▶ [Records provided]:
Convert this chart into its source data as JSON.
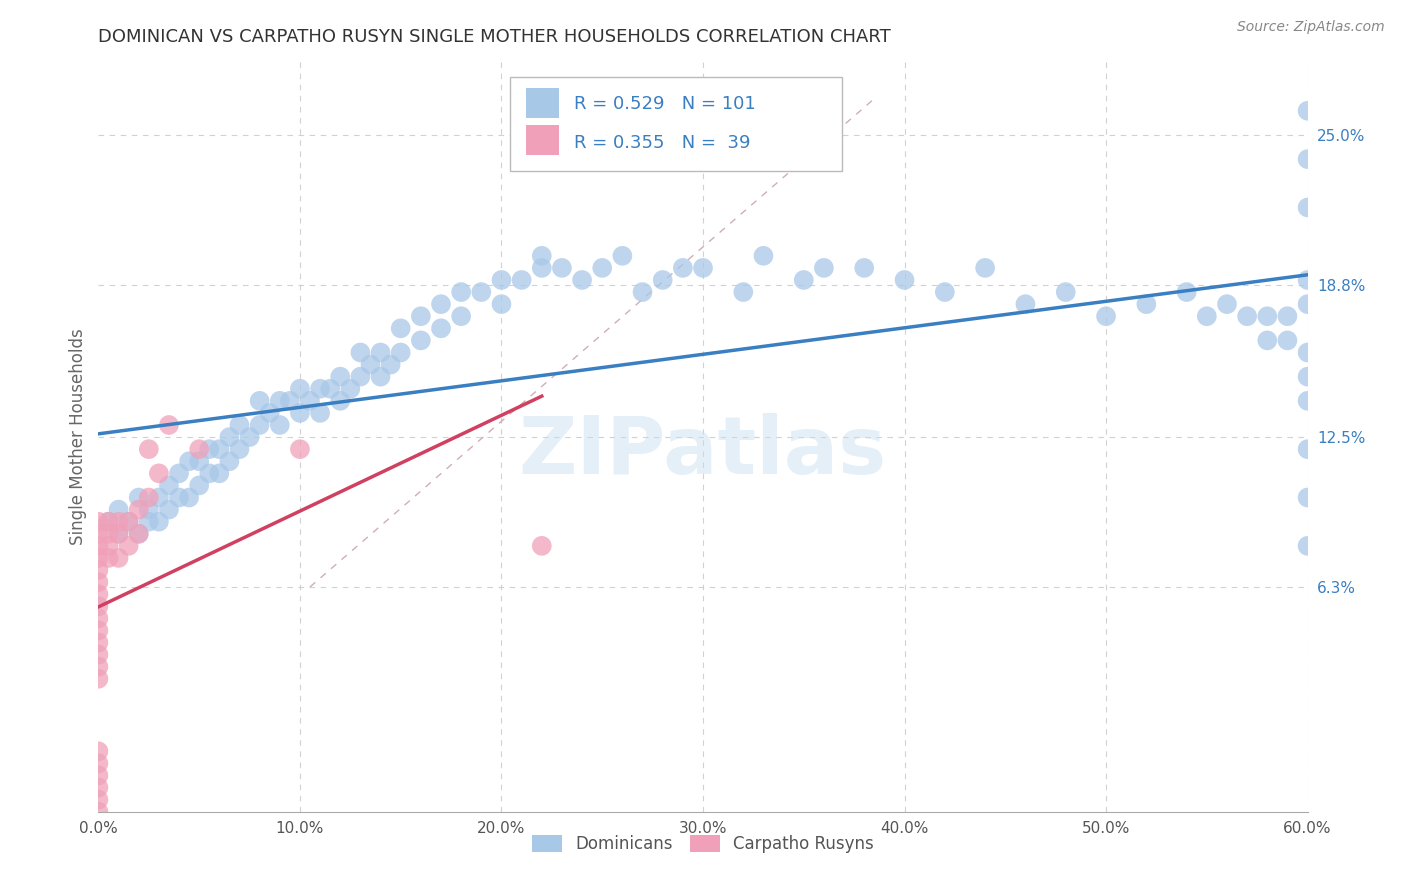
{
  "title": "DOMINICAN VS CARPATHO RUSYN SINGLE MOTHER HOUSEHOLDS CORRELATION CHART",
  "source": "Source: ZipAtlas.com",
  "ylabel": "Single Mother Households",
  "watermark": "ZIPatlas",
  "xlim": [
    0.0,
    0.6
  ],
  "ylim": [
    -0.03,
    0.28
  ],
  "xticklabels": [
    "0.0%",
    "10.0%",
    "20.0%",
    "30.0%",
    "40.0%",
    "50.0%",
    "60.0%"
  ],
  "xticks": [
    0.0,
    0.1,
    0.2,
    0.3,
    0.4,
    0.5,
    0.6
  ],
  "right_yticks": [
    0.063,
    0.125,
    0.188,
    0.25
  ],
  "right_yticklabels": [
    "6.3%",
    "12.5%",
    "18.8%",
    "25.0%"
  ],
  "legend_label1": "Dominicans",
  "legend_label2": "Carpatho Rusyns",
  "color_blue": "#a8c8e8",
  "color_blue_line": "#3a7fc1",
  "color_pink": "#f0a0b8",
  "color_pink_line": "#d04060",
  "color_legend_text": "#3a7fc1",
  "color_grid": "#cccccc",
  "title_color": "#333333",
  "blue_x": [
    0.005,
    0.01,
    0.01,
    0.015,
    0.02,
    0.02,
    0.025,
    0.025,
    0.03,
    0.03,
    0.035,
    0.035,
    0.04,
    0.04,
    0.045,
    0.045,
    0.05,
    0.05,
    0.055,
    0.055,
    0.06,
    0.06,
    0.065,
    0.065,
    0.07,
    0.07,
    0.075,
    0.08,
    0.08,
    0.085,
    0.09,
    0.09,
    0.095,
    0.1,
    0.1,
    0.105,
    0.11,
    0.11,
    0.115,
    0.12,
    0.12,
    0.125,
    0.13,
    0.13,
    0.135,
    0.14,
    0.14,
    0.145,
    0.15,
    0.15,
    0.16,
    0.16,
    0.17,
    0.17,
    0.18,
    0.18,
    0.19,
    0.2,
    0.2,
    0.21,
    0.22,
    0.22,
    0.23,
    0.24,
    0.25,
    0.26,
    0.27,
    0.28,
    0.29,
    0.3,
    0.32,
    0.33,
    0.35,
    0.36,
    0.38,
    0.4,
    0.42,
    0.44,
    0.46,
    0.48,
    0.5,
    0.52,
    0.54,
    0.55,
    0.56,
    0.57,
    0.58,
    0.58,
    0.59,
    0.59,
    0.6,
    0.6,
    0.6,
    0.6,
    0.6,
    0.6,
    0.6,
    0.6,
    0.6,
    0.6,
    0.6
  ],
  "blue_y": [
    0.09,
    0.085,
    0.095,
    0.09,
    0.085,
    0.1,
    0.09,
    0.095,
    0.09,
    0.1,
    0.095,
    0.105,
    0.1,
    0.11,
    0.1,
    0.115,
    0.105,
    0.115,
    0.11,
    0.12,
    0.11,
    0.12,
    0.115,
    0.125,
    0.12,
    0.13,
    0.125,
    0.13,
    0.14,
    0.135,
    0.13,
    0.14,
    0.14,
    0.135,
    0.145,
    0.14,
    0.135,
    0.145,
    0.145,
    0.14,
    0.15,
    0.145,
    0.15,
    0.16,
    0.155,
    0.15,
    0.16,
    0.155,
    0.16,
    0.17,
    0.165,
    0.175,
    0.17,
    0.18,
    0.175,
    0.185,
    0.185,
    0.18,
    0.19,
    0.19,
    0.195,
    0.2,
    0.195,
    0.19,
    0.195,
    0.2,
    0.185,
    0.19,
    0.195,
    0.195,
    0.185,
    0.2,
    0.19,
    0.195,
    0.195,
    0.19,
    0.185,
    0.195,
    0.18,
    0.185,
    0.175,
    0.18,
    0.185,
    0.175,
    0.18,
    0.175,
    0.165,
    0.175,
    0.175,
    0.165,
    0.22,
    0.24,
    0.26,
    0.12,
    0.14,
    0.1,
    0.08,
    0.15,
    0.16,
    0.18,
    0.19
  ],
  "pink_x": [
    0.0,
    0.0,
    0.0,
    0.0,
    0.0,
    0.0,
    0.0,
    0.0,
    0.0,
    0.0,
    0.0,
    0.0,
    0.0,
    0.0,
    0.0,
    0.0,
    0.005,
    0.005,
    0.005,
    0.005,
    0.01,
    0.01,
    0.01,
    0.015,
    0.015,
    0.02,
    0.02,
    0.025,
    0.025,
    0.03,
    0.035,
    0.05,
    0.1,
    0.22,
    0.0,
    0.0,
    0.0,
    0.0,
    0.0
  ],
  "pink_y": [
    0.09,
    0.085,
    0.08,
    0.075,
    0.07,
    0.065,
    0.06,
    0.055,
    0.05,
    0.045,
    0.04,
    0.035,
    0.03,
    -0.005,
    -0.01,
    0.025,
    0.09,
    0.085,
    0.08,
    0.075,
    0.09,
    0.085,
    0.075,
    0.09,
    0.08,
    0.085,
    0.095,
    0.1,
    0.12,
    0.11,
    0.13,
    0.12,
    0.12,
    0.08,
    -0.015,
    -0.02,
    -0.025,
    -0.03,
    -0.035
  ]
}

▶ [To be done]: Quote every record above exactly, omitting any pictures they contain.

▶ [Answer]:
Convert this chart into its source data as JSON.
{
  "title": "DOMINICAN VS CARPATHO RUSYN SINGLE MOTHER HOUSEHOLDS CORRELATION CHART",
  "source": "Source: ZipAtlas.com",
  "ylabel": "Single Mother Households",
  "watermark": "ZIPatlas",
  "xlim": [
    0.0,
    0.6
  ],
  "ylim": [
    -0.03,
    0.28
  ],
  "xticklabels": [
    "0.0%",
    "10.0%",
    "20.0%",
    "30.0%",
    "40.0%",
    "50.0%",
    "60.0%"
  ],
  "xticks": [
    0.0,
    0.1,
    0.2,
    0.3,
    0.4,
    0.5,
    0.6
  ],
  "right_yticks": [
    0.063,
    0.125,
    0.188,
    0.25
  ],
  "right_yticklabels": [
    "6.3%",
    "12.5%",
    "18.8%",
    "25.0%"
  ],
  "legend_label1": "Dominicans",
  "legend_label2": "Carpatho Rusyns",
  "color_blue": "#a8c8e8",
  "color_blue_line": "#3a7fc1",
  "color_pink": "#f0a0b8",
  "color_pink_line": "#d04060",
  "color_legend_text": "#3a7fc1",
  "color_grid": "#cccccc",
  "title_color": "#333333",
  "blue_x": [
    0.005,
    0.01,
    0.01,
    0.015,
    0.02,
    0.02,
    0.025,
    0.025,
    0.03,
    0.03,
    0.035,
    0.035,
    0.04,
    0.04,
    0.045,
    0.045,
    0.05,
    0.05,
    0.055,
    0.055,
    0.06,
    0.06,
    0.065,
    0.065,
    0.07,
    0.07,
    0.075,
    0.08,
    0.08,
    0.085,
    0.09,
    0.09,
    0.095,
    0.1,
    0.1,
    0.105,
    0.11,
    0.11,
    0.115,
    0.12,
    0.12,
    0.125,
    0.13,
    0.13,
    0.135,
    0.14,
    0.14,
    0.145,
    0.15,
    0.15,
    0.16,
    0.16,
    0.17,
    0.17,
    0.18,
    0.18,
    0.19,
    0.2,
    0.2,
    0.21,
    0.22,
    0.22,
    0.23,
    0.24,
    0.25,
    0.26,
    0.27,
    0.28,
    0.29,
    0.3,
    0.32,
    0.33,
    0.35,
    0.36,
    0.38,
    0.4,
    0.42,
    0.44,
    0.46,
    0.48,
    0.5,
    0.52,
    0.54,
    0.55,
    0.56,
    0.57,
    0.58,
    0.58,
    0.59,
    0.59,
    0.6,
    0.6,
    0.6,
    0.6,
    0.6,
    0.6,
    0.6,
    0.6,
    0.6,
    0.6,
    0.6
  ],
  "blue_y": [
    0.09,
    0.085,
    0.095,
    0.09,
    0.085,
    0.1,
    0.09,
    0.095,
    0.09,
    0.1,
    0.095,
    0.105,
    0.1,
    0.11,
    0.1,
    0.115,
    0.105,
    0.115,
    0.11,
    0.12,
    0.11,
    0.12,
    0.115,
    0.125,
    0.12,
    0.13,
    0.125,
    0.13,
    0.14,
    0.135,
    0.13,
    0.14,
    0.14,
    0.135,
    0.145,
    0.14,
    0.135,
    0.145,
    0.145,
    0.14,
    0.15,
    0.145,
    0.15,
    0.16,
    0.155,
    0.15,
    0.16,
    0.155,
    0.16,
    0.17,
    0.165,
    0.175,
    0.17,
    0.18,
    0.175,
    0.185,
    0.185,
    0.18,
    0.19,
    0.19,
    0.195,
    0.2,
    0.195,
    0.19,
    0.195,
    0.2,
    0.185,
    0.19,
    0.195,
    0.195,
    0.185,
    0.2,
    0.19,
    0.195,
    0.195,
    0.19,
    0.185,
    0.195,
    0.18,
    0.185,
    0.175,
    0.18,
    0.185,
    0.175,
    0.18,
    0.175,
    0.165,
    0.175,
    0.175,
    0.165,
    0.22,
    0.24,
    0.26,
    0.12,
    0.14,
    0.1,
    0.08,
    0.15,
    0.16,
    0.18,
    0.19
  ],
  "pink_x": [
    0.0,
    0.0,
    0.0,
    0.0,
    0.0,
    0.0,
    0.0,
    0.0,
    0.0,
    0.0,
    0.0,
    0.0,
    0.0,
    0.0,
    0.0,
    0.0,
    0.005,
    0.005,
    0.005,
    0.005,
    0.01,
    0.01,
    0.01,
    0.015,
    0.015,
    0.02,
    0.02,
    0.025,
    0.025,
    0.03,
    0.035,
    0.05,
    0.1,
    0.22,
    0.0,
    0.0,
    0.0,
    0.0,
    0.0
  ],
  "pink_y": [
    0.09,
    0.085,
    0.08,
    0.075,
    0.07,
    0.065,
    0.06,
    0.055,
    0.05,
    0.045,
    0.04,
    0.035,
    0.03,
    -0.005,
    -0.01,
    0.025,
    0.09,
    0.085,
    0.08,
    0.075,
    0.09,
    0.085,
    0.075,
    0.09,
    0.08,
    0.085,
    0.095,
    0.1,
    0.12,
    0.11,
    0.13,
    0.12,
    0.12,
    0.08,
    -0.015,
    -0.02,
    -0.025,
    -0.03,
    -0.035
  ]
}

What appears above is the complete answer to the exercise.